• What is asked:
From the entries below, pull out each line where "Social" appears.

• Records provided:

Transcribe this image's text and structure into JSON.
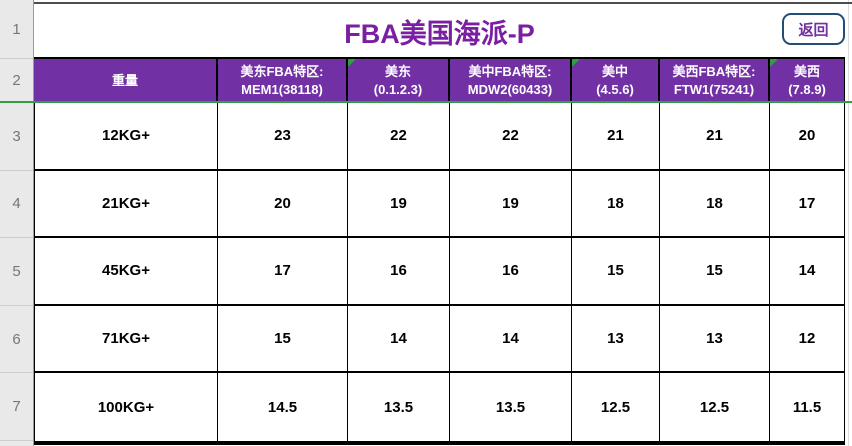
{
  "title": "FBA美国海派-P",
  "back_button_label": "返回",
  "gutter_rows": [
    "1",
    "2",
    "3",
    "4",
    "5",
    "6",
    "7"
  ],
  "header_cells": [
    {
      "line1": "重量",
      "line2": ""
    },
    {
      "line1": "美东FBA特区:",
      "line2": "MEM1(38118)"
    },
    {
      "line1": "美东",
      "line2": "(0.1.2.3)",
      "flag": "green-triangle"
    },
    {
      "line1": "美中FBA特区:",
      "line2": "MDW2(60433)"
    },
    {
      "line1": "美中",
      "line2": "(4.5.6)",
      "flag": "green-triangle"
    },
    {
      "line1": "美西FBA特区:",
      "line2": "FTW1(75241)"
    },
    {
      "line1": "美西",
      "line2": "(7.8.9)",
      "flag": "green-triangle"
    }
  ],
  "rows": [
    {
      "weight": "12KG+",
      "values": [
        "23",
        "22",
        "22",
        "21",
        "21",
        "20"
      ]
    },
    {
      "weight": "21KG+",
      "values": [
        "20",
        "19",
        "19",
        "18",
        "18",
        "17"
      ]
    },
    {
      "weight": "45KG+",
      "values": [
        "17",
        "16",
        "16",
        "15",
        "15",
        "14"
      ]
    },
    {
      "weight": "71KG+",
      "values": [
        "15",
        "14",
        "14",
        "13",
        "13",
        "12"
      ]
    },
    {
      "weight": "100KG+",
      "values": [
        "14.5",
        "13.5",
        "13.5",
        "12.5",
        "12.5",
        "11.5"
      ]
    }
  ],
  "colors": {
    "header_bg": "#7130a3",
    "title_text": "#7b1fa2",
    "accent_green": "#2f9e44",
    "button_border": "#1f4e79",
    "button_text": "#7030a0"
  }
}
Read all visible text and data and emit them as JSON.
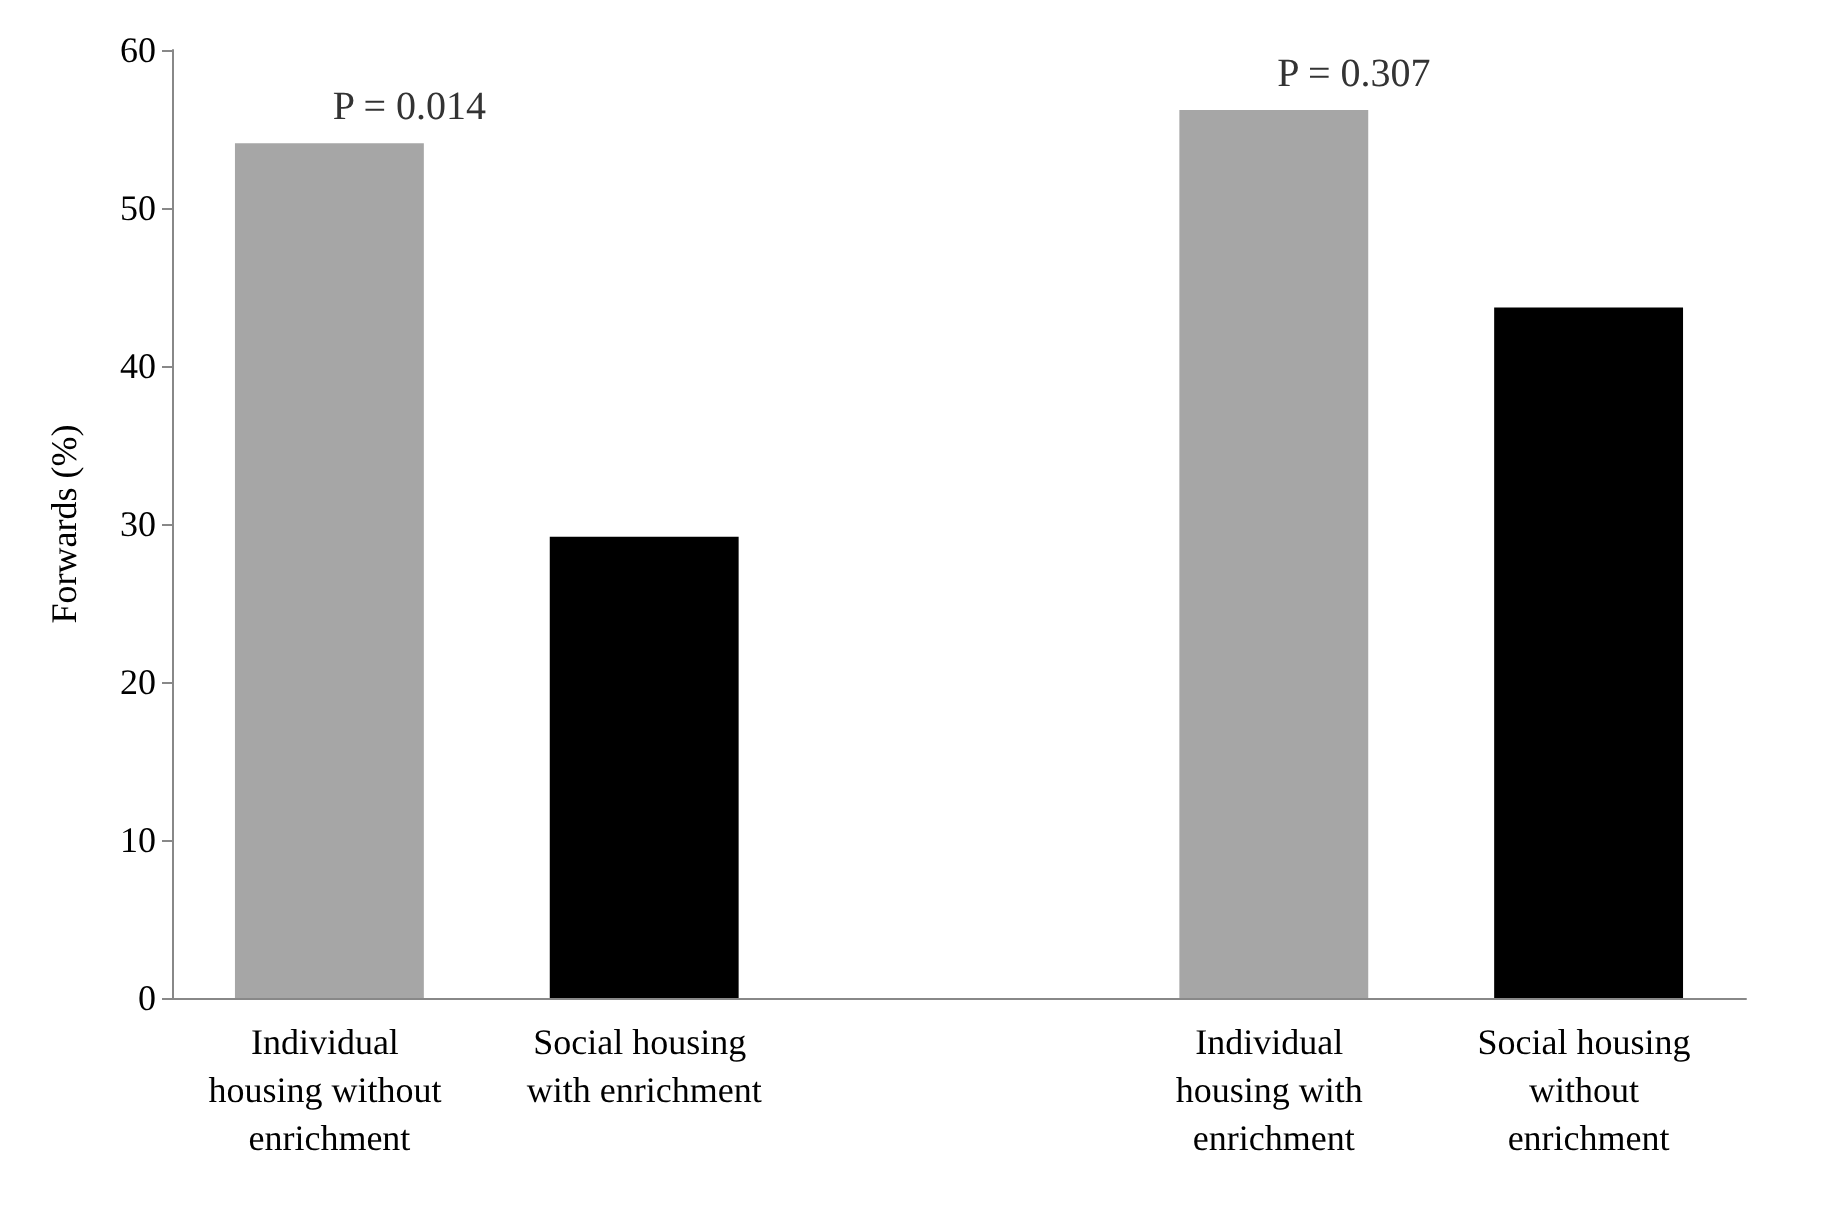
{
  "chart_data": {
    "type": "bar",
    "ylabel": "Forwards (%)",
    "categories": [
      "Individual housing without enrichment",
      "Social housing with enrichment",
      null,
      "Individual housing with enrichment",
      "Social housing without enrichment"
    ],
    "values": [
      54.1,
      29.2,
      null,
      56.2,
      43.7
    ],
    "colors": [
      "#a6a6a6",
      "#000000",
      "#000000",
      "#a6a6a6",
      "#000000"
    ],
    "ylim": [
      0,
      60
    ],
    "yticks": [
      0,
      10,
      20,
      30,
      40,
      50,
      60
    ],
    "grid": false,
    "annotations": [
      "P = 0.014",
      "P = 0.307"
    ]
  }
}
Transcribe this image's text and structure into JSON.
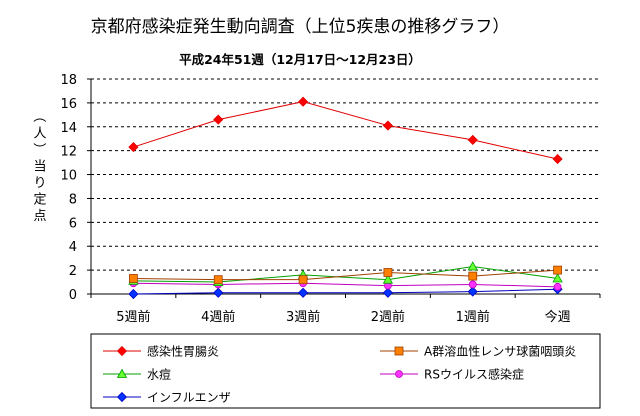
{
  "chart_data": {
    "type": "line",
    "title": "京都府感染症発生動向調査（上位5疾患の推移グラフ）",
    "subtitle": "平成24年51週（12月17日〜12月23日）",
    "ylabel": "（人）当り定点",
    "xlabel": "",
    "categories": [
      "5週前",
      "4週前",
      "3週前",
      "2週前",
      "1週前",
      "今週"
    ],
    "ylim": [
      0,
      18
    ],
    "yticks": [
      0,
      2,
      4,
      6,
      8,
      10,
      12,
      14,
      16,
      18
    ],
    "grid": true,
    "legend_position": "bottom",
    "series": [
      {
        "name": "感染性胃腸炎",
        "marker": "diamond",
        "color": "#e00000",
        "fill": "#ff0000",
        "values": [
          12.3,
          14.6,
          16.1,
          14.1,
          12.9,
          11.3
        ]
      },
      {
        "name": "A群溶血性レンサ球菌咽頭炎",
        "marker": "square",
        "color": "#a04000",
        "fill": "#ff7f00",
        "values": [
          1.3,
          1.2,
          1.2,
          1.8,
          1.5,
          2.0
        ]
      },
      {
        "name": "水痘",
        "marker": "triangle",
        "color": "#00a000",
        "fill": "#66ff33",
        "values": [
          1.1,
          1.0,
          1.6,
          1.2,
          2.3,
          1.3
        ]
      },
      {
        "name": "RSウイルス感染症",
        "marker": "circle",
        "color": "#c000c0",
        "fill": "#ff33ff",
        "values": [
          0.9,
          0.8,
          0.9,
          0.7,
          0.8,
          0.6
        ]
      },
      {
        "name": "インフルエンザ",
        "marker": "diamond",
        "color": "#0000c0",
        "fill": "#0033ff",
        "values": [
          0.0,
          0.1,
          0.1,
          0.1,
          0.2,
          0.4
        ]
      }
    ]
  }
}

• Answer for the task:
      "Social housing with enrichment",
      "Social housing without enrichment"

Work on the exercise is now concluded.